__Exercise goal__.
Copy out each line of the listing that has the word "точках" in it.

[Dataset items]
=====

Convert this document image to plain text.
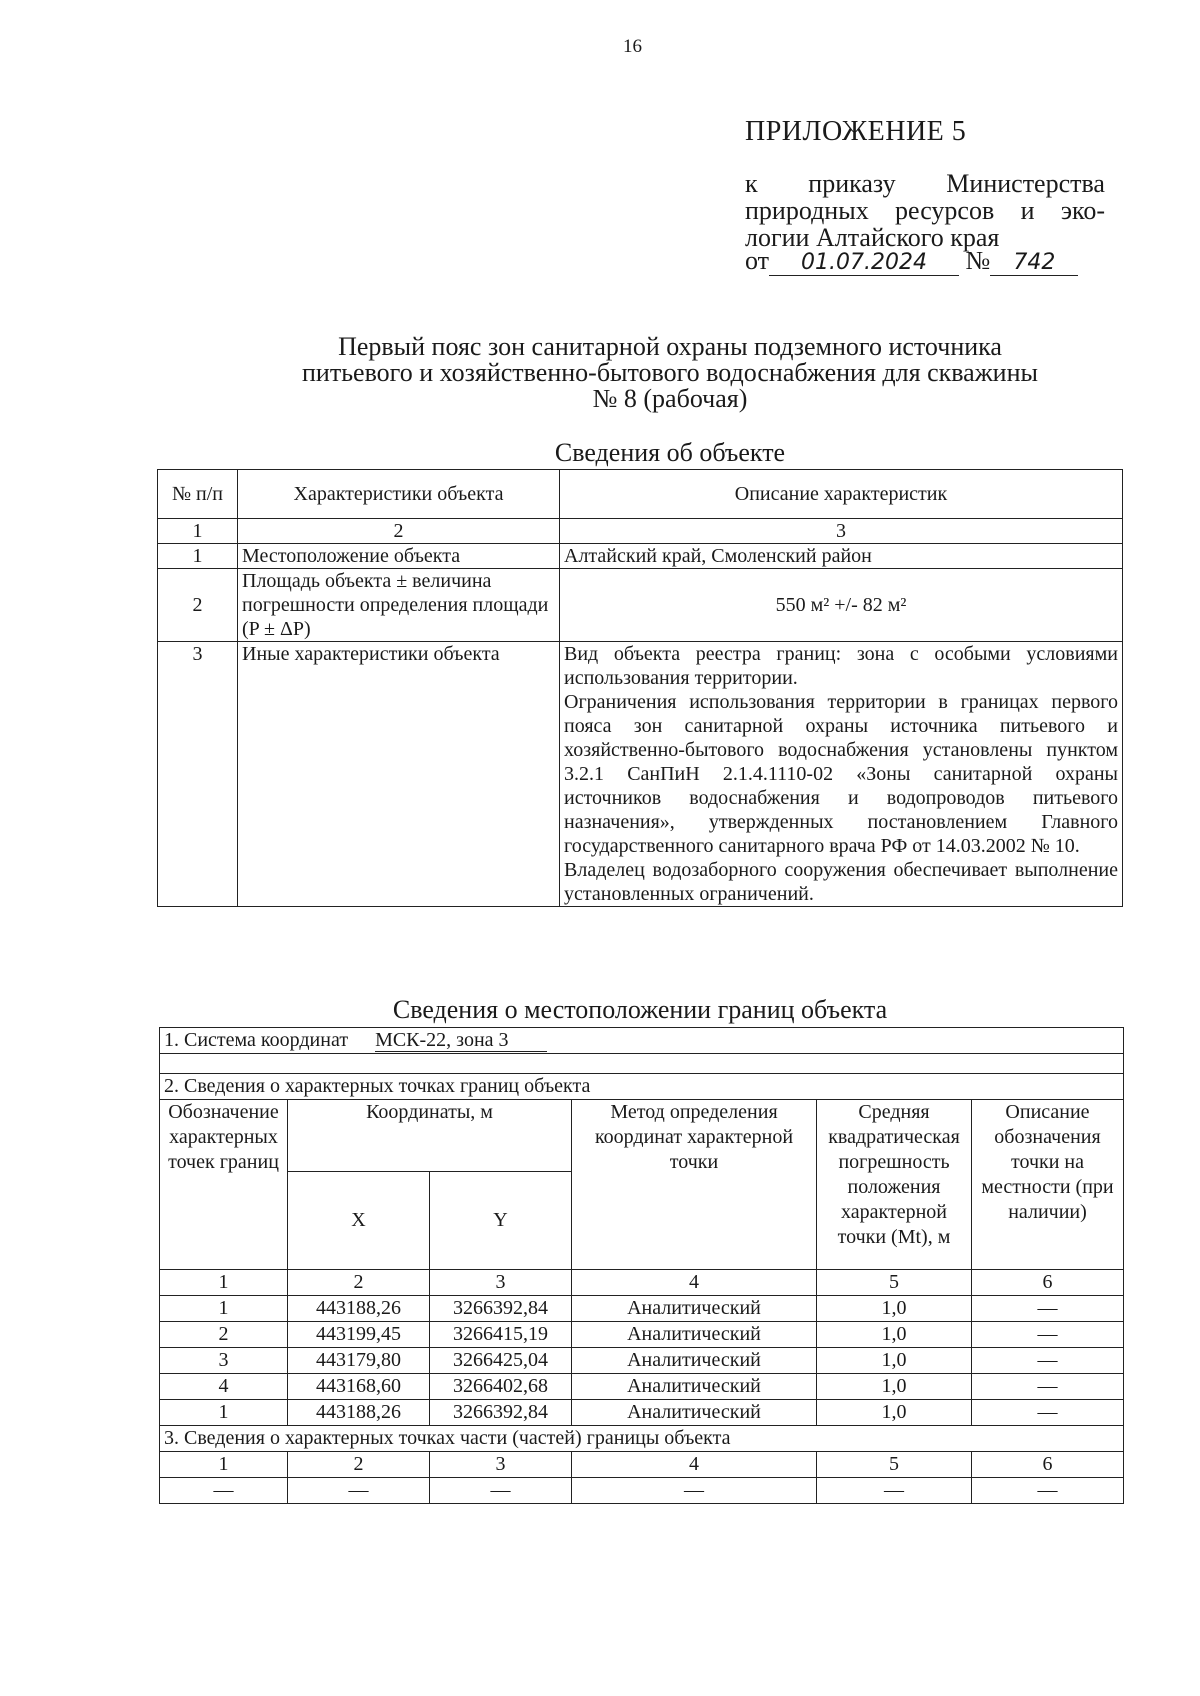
16
ПРИЛОЖЕНИЕ 5
к приказу Министерства
природных ресурсов и эко-
логии Алтайского края
от 01.07.2024 № 742
Первый пояс зон санитарной охраны подземного источника
питьевого и хозяйственно-бытового водоснабжения для скважины
№ 8 (рабочая)
Сведения об объекте
№ п/п	Характеристики объекта	Описание характеристик
1	2	3
1	Местоположение объекта	Алтайский край, Смоленский район
2	Площадь объекта ± величина погрешности определения площади (P ± ΔP)	550 м² +/- 82 м²
3	Иные характеристики объекта	Вид объекта реестра границ: зона с особыми условиями использования территории.

Ограничения использования территории в границах первого пояса зон санитарной охраны источника питьевого и хозяйственно-бытового водоснабжения установлены пунктом 3.2.1 СанПиН 2.1.4.1110-02 «Зоны санитарной охраны источников водоснабжения и водопроводов питьевого назначения», утвержденных постановлением Главного государственного санитарного врача РФ от 14.03.2002 № 10.

Владелец водозаборного сооружения обеспечивает выполнение установленных ограничений.

Сведения о местоположении границ объекта
1. Система координат МСК-22, зона 3					

2. Сведения о характерных точках границ объекта					
Обозначение характерных точек границ	Координаты, м		Метод определения координат характерной точки	Средняя квадратическая погрешность положения характерной точки (Mt), м	Описание обозначения точки на местности (при наличии)
	X	Y			
1	2	3	4	5	6
1	443188,26	3266392,84	Аналитический	1,0	—
2	443199,45	3266415,19	Аналитический	1,0	—
3	443179,80	3266425,04	Аналитический	1,0	—
4	443168,60	3266402,68	Аналитический	1,0	—
1	443188,26	3266392,84	Аналитический	1,0	—
3. Сведения о характерных точках части (частей) границы объекта					
1	2	3	4	5	6
—	—	—	—	—	—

=====

__Problem solution__.
2. Сведения о характерных точках границ объекта					
3. Сведения о характерных точках части (частей) границы объекта					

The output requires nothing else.